>> begin DATASET RECORDS

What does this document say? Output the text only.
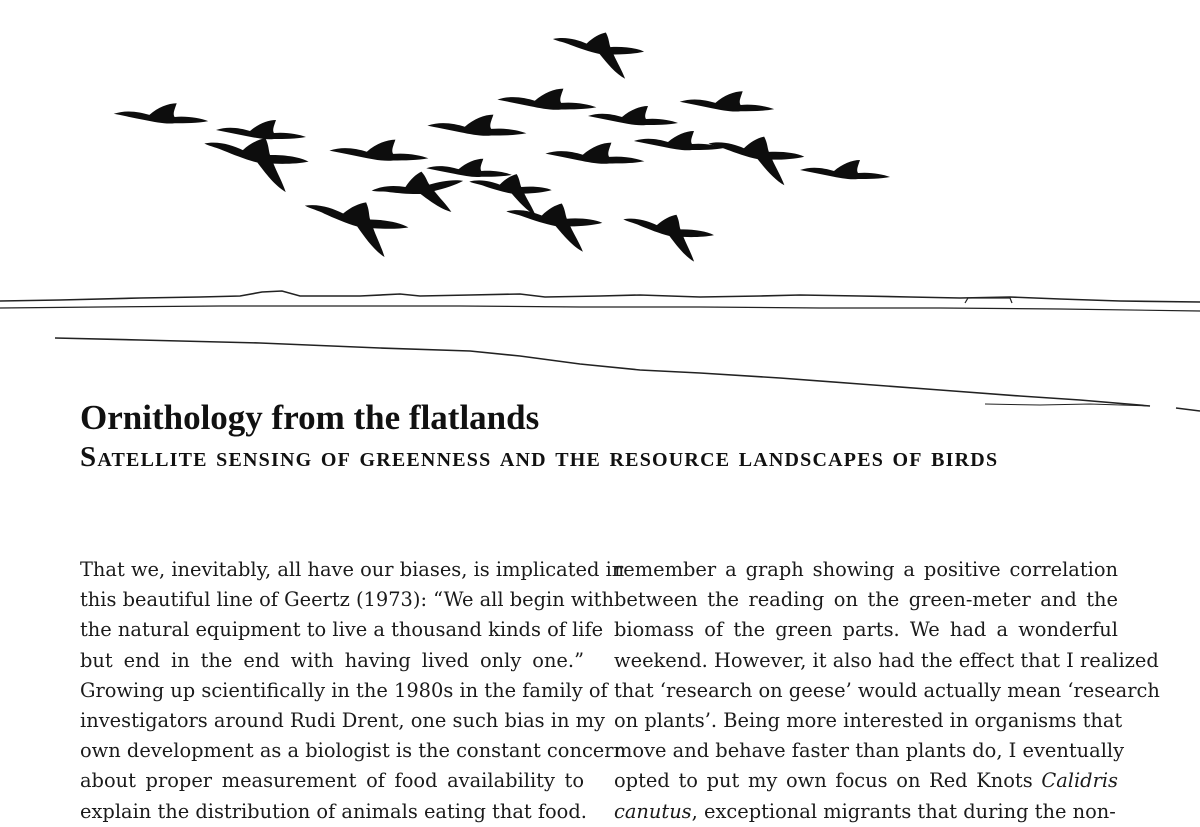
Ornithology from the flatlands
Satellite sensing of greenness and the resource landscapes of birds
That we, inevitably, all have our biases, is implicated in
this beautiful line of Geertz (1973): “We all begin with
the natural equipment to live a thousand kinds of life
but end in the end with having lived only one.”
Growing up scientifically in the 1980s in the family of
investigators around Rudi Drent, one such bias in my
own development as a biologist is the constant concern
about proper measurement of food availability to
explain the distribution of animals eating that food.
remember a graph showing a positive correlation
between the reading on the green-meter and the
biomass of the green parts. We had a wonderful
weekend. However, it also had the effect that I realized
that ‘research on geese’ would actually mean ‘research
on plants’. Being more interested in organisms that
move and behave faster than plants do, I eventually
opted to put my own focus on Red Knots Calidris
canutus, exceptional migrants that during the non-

>> end DATASET RECORDS

The data should be printed again unchanged; leave its pictures out.

FINISHED TASK:
What does this document say? Output the text only.
Ornithology from the flatlands
Satellite sensing of greenness and the resource landscapes of birds
That we, inevitably, all have our biases, is implicated in
this beautiful line of Geertz (1973): “We all begin with
the natural equipment to live a thousand kinds of life
but end in the end with having lived only one.”
Growing up scientifically in the 1980s in the family of
investigators around Rudi Drent, one such bias in my
own development as a biologist is the constant concern
about proper measurement of food availability to
explain the distribution of animals eating that food.
remember a graph showing a positive correlation
between the reading on the green-meter and the
biomass of the green parts. We had a wonderful
weekend. However, it also had the effect that I realized
that ‘research on geese’ would actually mean ‘research
on plants’. Being more interested in organisms that
move and behave faster than plants do, I eventually
opted to put my own focus on Red Knots Calidris
canutus, exceptional migrants that during the non-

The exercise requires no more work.